%%

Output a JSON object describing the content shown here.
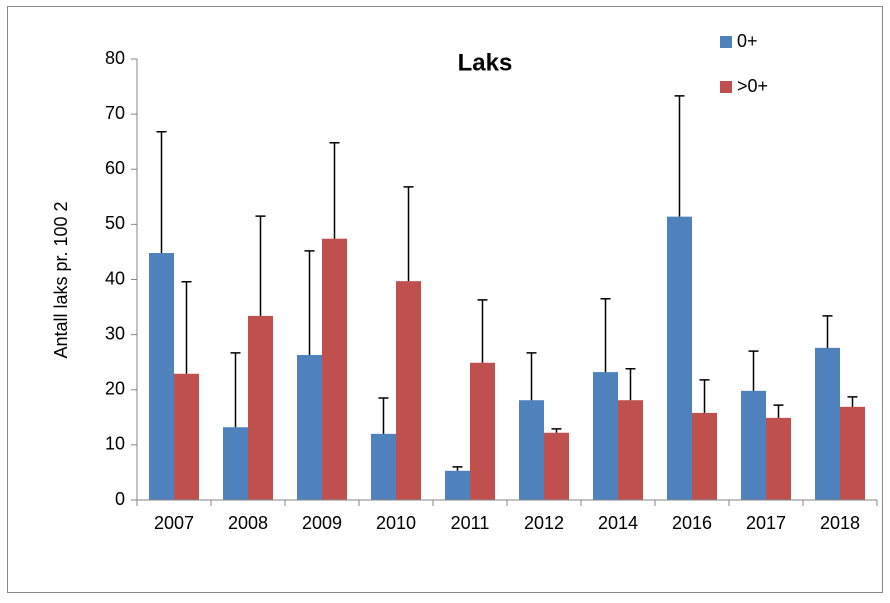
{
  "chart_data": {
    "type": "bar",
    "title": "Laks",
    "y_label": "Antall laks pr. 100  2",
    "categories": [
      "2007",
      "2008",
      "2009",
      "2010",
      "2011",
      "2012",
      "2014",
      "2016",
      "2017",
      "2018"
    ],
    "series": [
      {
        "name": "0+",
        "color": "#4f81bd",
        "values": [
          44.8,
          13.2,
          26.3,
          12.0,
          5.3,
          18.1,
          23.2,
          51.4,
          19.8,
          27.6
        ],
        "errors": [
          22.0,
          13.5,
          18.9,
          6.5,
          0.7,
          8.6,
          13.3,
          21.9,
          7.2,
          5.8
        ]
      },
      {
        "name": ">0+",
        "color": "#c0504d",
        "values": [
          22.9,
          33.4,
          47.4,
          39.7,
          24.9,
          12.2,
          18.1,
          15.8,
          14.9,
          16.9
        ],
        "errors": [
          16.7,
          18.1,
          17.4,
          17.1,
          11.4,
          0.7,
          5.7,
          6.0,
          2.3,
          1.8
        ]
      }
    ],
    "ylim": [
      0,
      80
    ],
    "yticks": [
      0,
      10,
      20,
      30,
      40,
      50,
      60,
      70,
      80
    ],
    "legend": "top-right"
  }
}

%%

[Exercise]:
Reproduce every line exactly and omit all pictures.

[Solution to this task]:
Output a JSON object describing the content shown here.
{
  "chart_data": {
    "type": "bar",
    "title": "Laks",
    "y_label": "Antall laks pr. 100  2",
    "categories": [
      "2007",
      "2008",
      "2009",
      "2010",
      "2011",
      "2012",
      "2014",
      "2016",
      "2017",
      "2018"
    ],
    "series": [
      {
        "name": "0+",
        "color": "#4f81bd",
        "values": [
          44.8,
          13.2,
          26.3,
          12.0,
          5.3,
          18.1,
          23.2,
          51.4,
          19.8,
          27.6
        ],
        "errors": [
          22.0,
          13.5,
          18.9,
          6.5,
          0.7,
          8.6,
          13.3,
          21.9,
          7.2,
          5.8
        ]
      },
      {
        "name": ">0+",
        "color": "#c0504d",
        "values": [
          22.9,
          33.4,
          47.4,
          39.7,
          24.9,
          12.2,
          18.1,
          15.8,
          14.9,
          16.9
        ],
        "errors": [
          16.7,
          18.1,
          17.4,
          17.1,
          11.4,
          0.7,
          5.7,
          6.0,
          2.3,
          1.8
        ]
      }
    ],
    "ylim": [
      0,
      80
    ],
    "yticks": [
      0,
      10,
      20,
      30,
      40,
      50,
      60,
      70,
      80
    ],
    "legend": "top-right"
  }
}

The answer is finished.